> [EXERCISE TASK]
Review the listing and copy each line that holds the word "image".

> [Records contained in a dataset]
········

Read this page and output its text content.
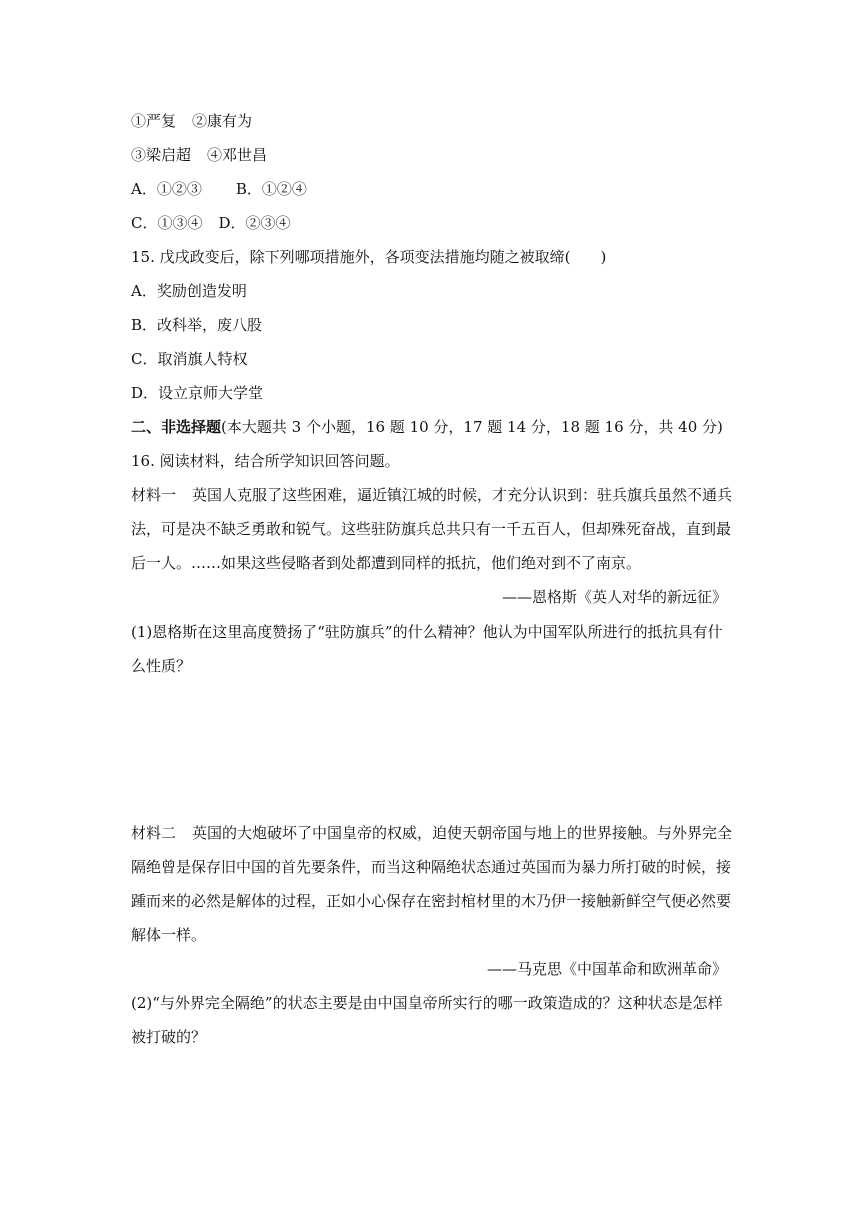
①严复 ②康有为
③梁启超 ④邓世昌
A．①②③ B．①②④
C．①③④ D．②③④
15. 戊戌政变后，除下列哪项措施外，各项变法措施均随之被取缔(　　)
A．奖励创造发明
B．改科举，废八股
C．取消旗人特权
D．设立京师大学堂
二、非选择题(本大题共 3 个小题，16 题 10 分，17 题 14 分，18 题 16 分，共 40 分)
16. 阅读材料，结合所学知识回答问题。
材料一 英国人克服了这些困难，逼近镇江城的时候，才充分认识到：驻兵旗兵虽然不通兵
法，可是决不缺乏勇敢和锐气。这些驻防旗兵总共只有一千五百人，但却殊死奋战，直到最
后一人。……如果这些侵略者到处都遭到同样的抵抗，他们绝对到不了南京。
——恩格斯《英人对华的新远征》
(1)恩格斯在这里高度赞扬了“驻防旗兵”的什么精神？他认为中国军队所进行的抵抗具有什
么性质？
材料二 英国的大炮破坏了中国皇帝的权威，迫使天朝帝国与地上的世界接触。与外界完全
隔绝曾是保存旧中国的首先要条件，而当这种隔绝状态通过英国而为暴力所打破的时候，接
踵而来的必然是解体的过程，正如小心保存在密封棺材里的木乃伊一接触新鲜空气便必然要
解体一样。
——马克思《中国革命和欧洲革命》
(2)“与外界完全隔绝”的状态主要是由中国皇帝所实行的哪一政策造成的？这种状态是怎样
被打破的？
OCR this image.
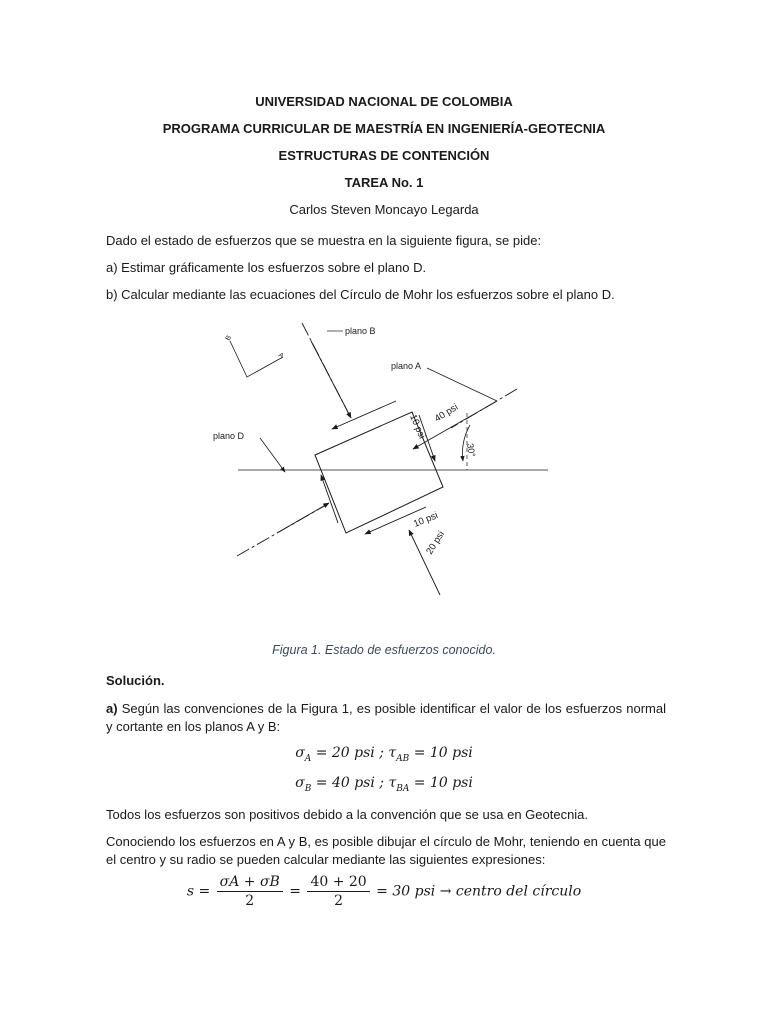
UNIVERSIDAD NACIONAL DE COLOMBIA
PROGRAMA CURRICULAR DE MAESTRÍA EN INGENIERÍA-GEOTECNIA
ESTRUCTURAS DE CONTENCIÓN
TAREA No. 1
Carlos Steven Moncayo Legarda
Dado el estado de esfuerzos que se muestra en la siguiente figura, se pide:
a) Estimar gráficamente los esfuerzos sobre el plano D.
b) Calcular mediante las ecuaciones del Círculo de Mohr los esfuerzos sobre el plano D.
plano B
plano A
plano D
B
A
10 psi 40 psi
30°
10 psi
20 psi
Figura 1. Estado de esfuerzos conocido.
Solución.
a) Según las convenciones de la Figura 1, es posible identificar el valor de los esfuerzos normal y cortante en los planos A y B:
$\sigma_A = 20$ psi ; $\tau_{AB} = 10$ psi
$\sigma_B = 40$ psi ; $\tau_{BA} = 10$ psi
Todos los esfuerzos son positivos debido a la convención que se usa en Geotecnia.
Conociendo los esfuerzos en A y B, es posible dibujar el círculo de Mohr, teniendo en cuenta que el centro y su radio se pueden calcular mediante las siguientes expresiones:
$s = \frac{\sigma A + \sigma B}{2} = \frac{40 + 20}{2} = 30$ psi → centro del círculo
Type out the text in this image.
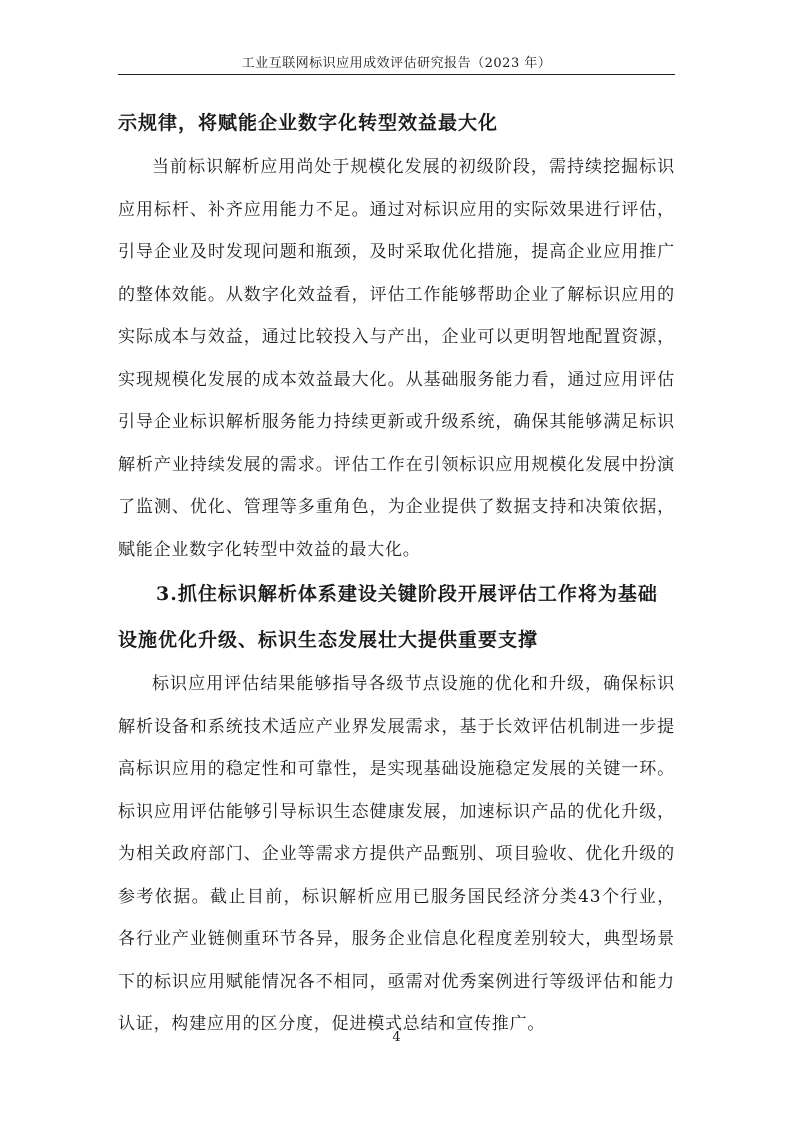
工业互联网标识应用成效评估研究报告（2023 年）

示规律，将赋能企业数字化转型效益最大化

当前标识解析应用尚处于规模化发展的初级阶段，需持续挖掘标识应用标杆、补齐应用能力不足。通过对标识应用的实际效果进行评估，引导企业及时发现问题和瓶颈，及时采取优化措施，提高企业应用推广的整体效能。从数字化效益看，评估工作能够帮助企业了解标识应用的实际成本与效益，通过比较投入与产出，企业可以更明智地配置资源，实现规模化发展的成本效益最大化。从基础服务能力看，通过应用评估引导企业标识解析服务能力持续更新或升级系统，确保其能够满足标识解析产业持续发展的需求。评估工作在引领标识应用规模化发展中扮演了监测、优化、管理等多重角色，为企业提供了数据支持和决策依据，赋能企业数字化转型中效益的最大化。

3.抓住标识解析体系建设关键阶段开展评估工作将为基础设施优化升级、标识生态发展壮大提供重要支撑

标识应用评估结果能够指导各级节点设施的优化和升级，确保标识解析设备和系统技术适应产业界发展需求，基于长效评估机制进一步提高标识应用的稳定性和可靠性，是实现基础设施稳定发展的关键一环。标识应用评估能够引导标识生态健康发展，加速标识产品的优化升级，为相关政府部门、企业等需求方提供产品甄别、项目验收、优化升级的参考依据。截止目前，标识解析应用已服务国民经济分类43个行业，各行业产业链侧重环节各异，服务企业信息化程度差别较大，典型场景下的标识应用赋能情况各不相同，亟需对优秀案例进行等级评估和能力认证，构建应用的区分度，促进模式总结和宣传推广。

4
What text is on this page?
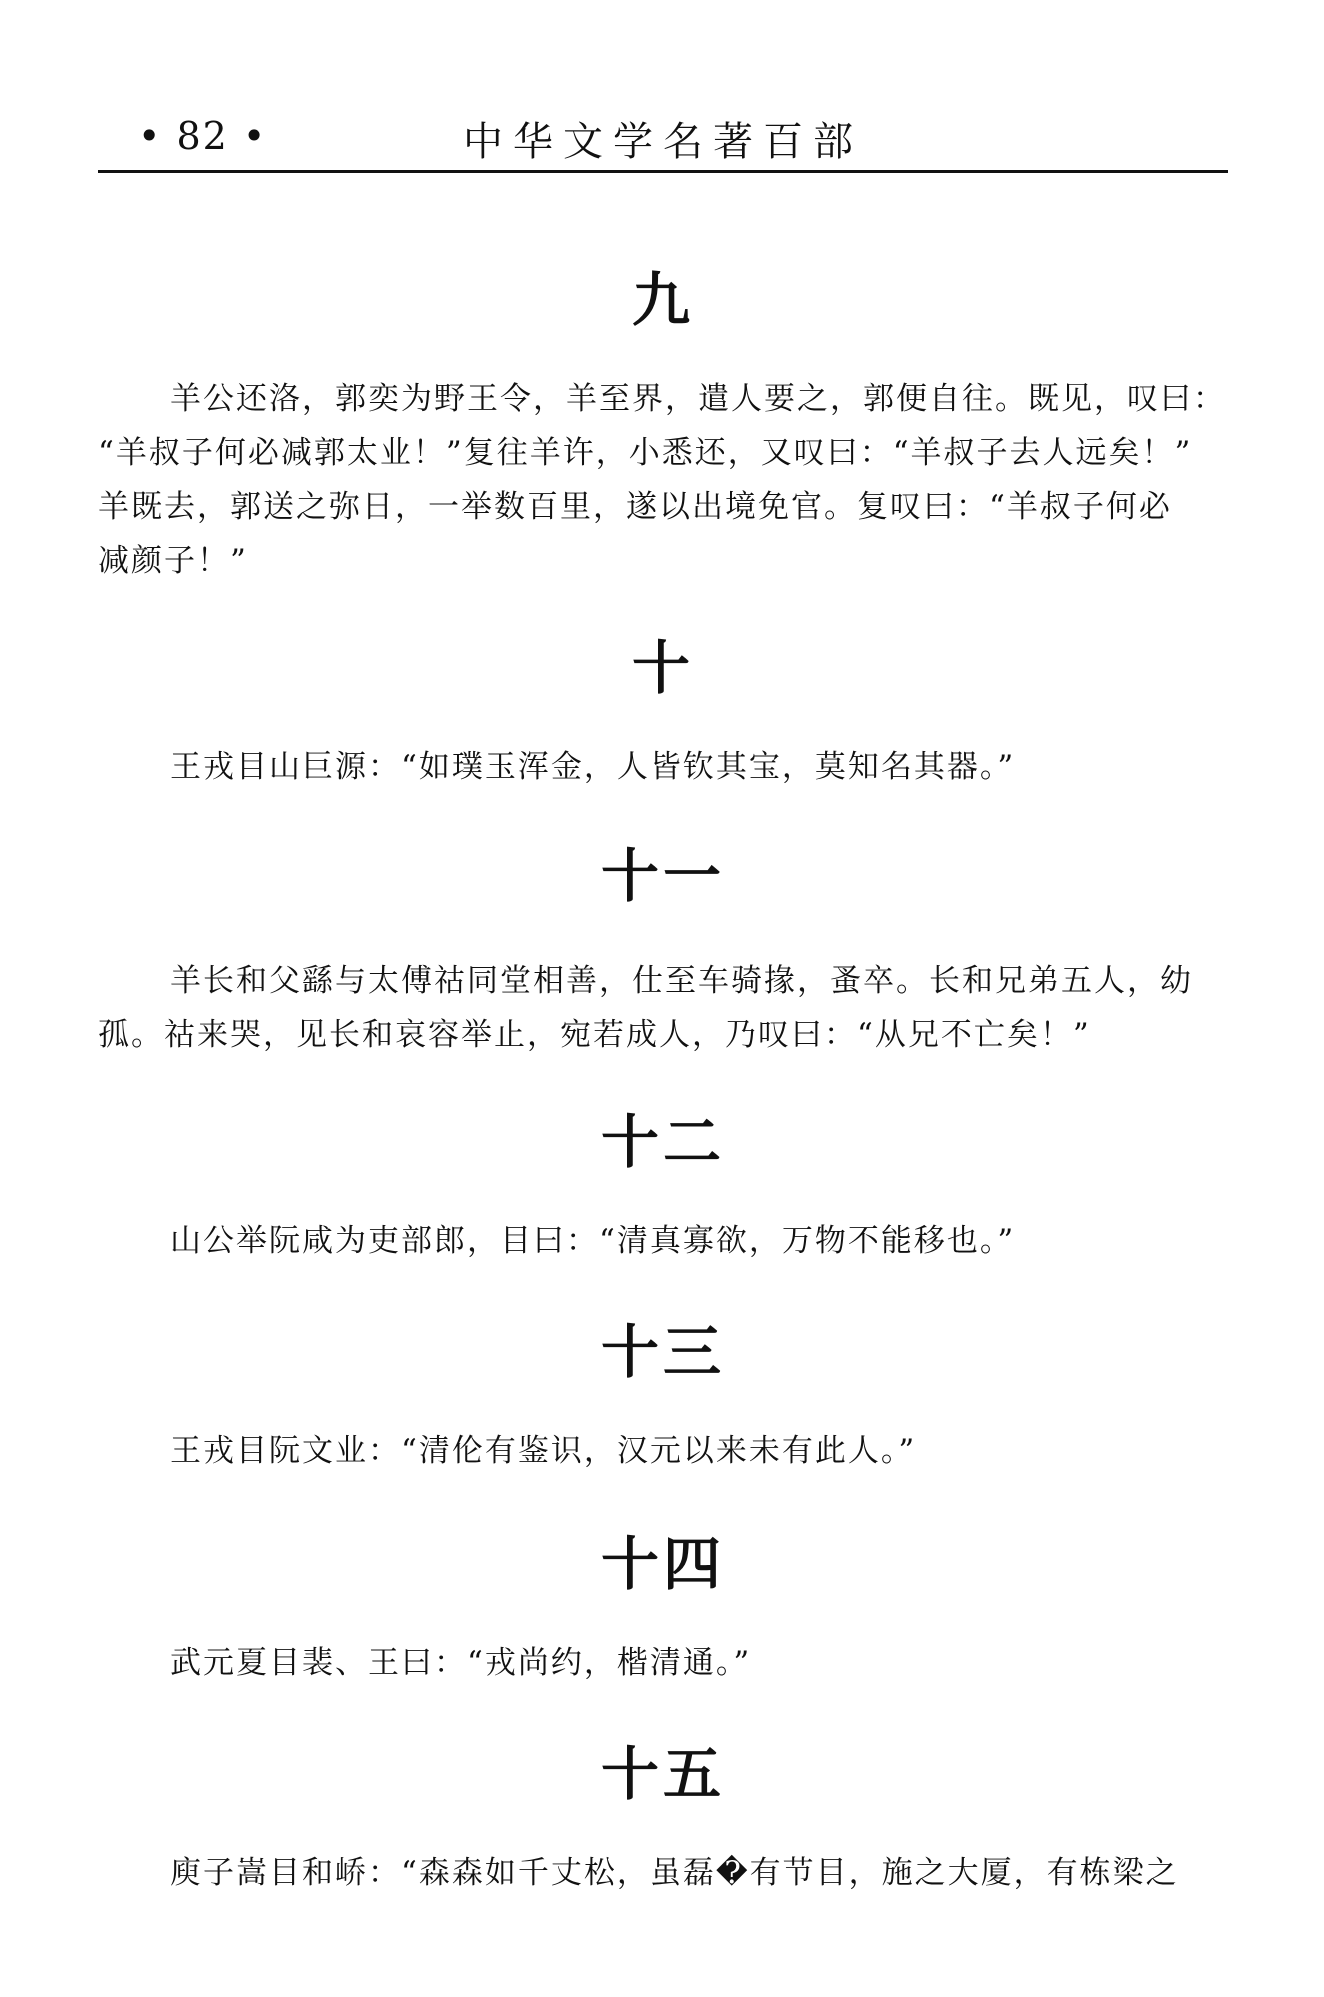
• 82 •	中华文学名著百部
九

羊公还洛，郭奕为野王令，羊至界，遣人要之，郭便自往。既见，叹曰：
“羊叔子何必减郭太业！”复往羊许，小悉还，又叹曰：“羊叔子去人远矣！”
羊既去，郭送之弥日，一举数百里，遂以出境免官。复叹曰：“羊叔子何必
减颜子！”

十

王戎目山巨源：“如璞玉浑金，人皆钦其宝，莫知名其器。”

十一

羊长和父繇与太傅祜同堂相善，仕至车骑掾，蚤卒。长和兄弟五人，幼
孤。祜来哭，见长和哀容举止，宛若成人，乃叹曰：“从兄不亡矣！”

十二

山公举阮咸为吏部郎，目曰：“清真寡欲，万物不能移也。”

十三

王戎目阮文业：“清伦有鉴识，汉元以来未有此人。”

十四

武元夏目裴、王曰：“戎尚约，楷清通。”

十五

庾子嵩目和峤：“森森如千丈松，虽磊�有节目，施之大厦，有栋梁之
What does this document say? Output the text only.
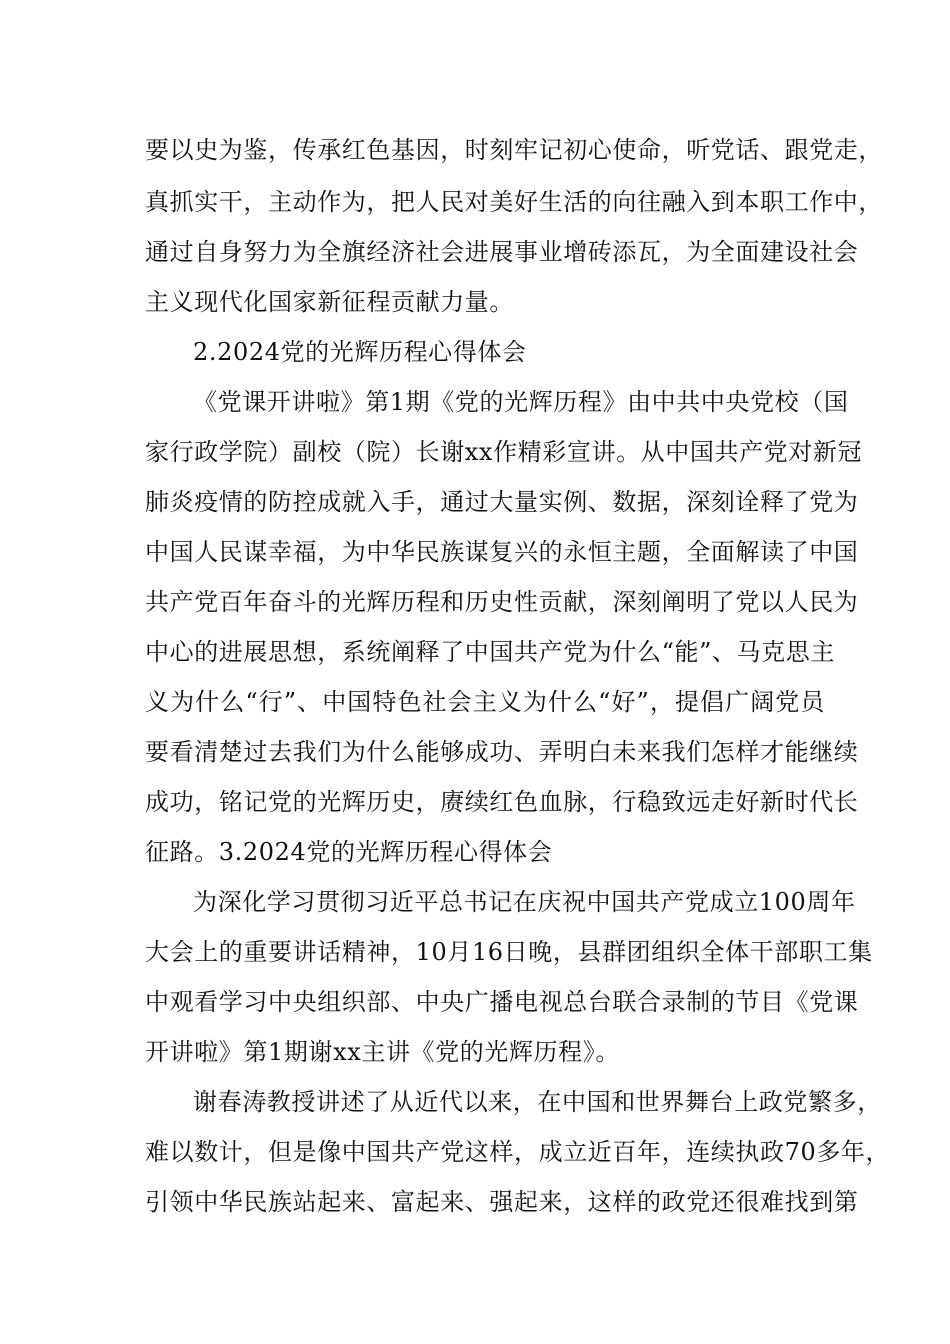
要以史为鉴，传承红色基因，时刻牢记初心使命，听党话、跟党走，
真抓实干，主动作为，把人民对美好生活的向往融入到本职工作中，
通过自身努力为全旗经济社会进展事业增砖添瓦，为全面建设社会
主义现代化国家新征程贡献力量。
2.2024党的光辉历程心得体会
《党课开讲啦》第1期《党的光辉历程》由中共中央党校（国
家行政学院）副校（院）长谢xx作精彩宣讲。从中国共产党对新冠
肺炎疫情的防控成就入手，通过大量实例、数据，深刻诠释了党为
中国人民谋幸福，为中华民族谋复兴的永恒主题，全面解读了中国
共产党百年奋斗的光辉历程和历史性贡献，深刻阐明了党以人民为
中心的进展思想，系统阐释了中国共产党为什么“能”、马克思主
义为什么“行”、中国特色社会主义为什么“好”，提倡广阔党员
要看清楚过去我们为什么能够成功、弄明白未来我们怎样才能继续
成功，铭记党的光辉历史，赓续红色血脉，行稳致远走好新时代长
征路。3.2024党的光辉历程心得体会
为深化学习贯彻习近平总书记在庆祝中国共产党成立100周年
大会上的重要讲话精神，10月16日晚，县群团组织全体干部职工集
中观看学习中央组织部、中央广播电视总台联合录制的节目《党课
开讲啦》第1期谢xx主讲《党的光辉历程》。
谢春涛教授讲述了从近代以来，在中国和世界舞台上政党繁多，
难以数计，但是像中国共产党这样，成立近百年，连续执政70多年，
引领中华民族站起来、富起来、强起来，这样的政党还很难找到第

········

> [WRITTEN RESPONSE]
OCR this image.
Type out the text in this image.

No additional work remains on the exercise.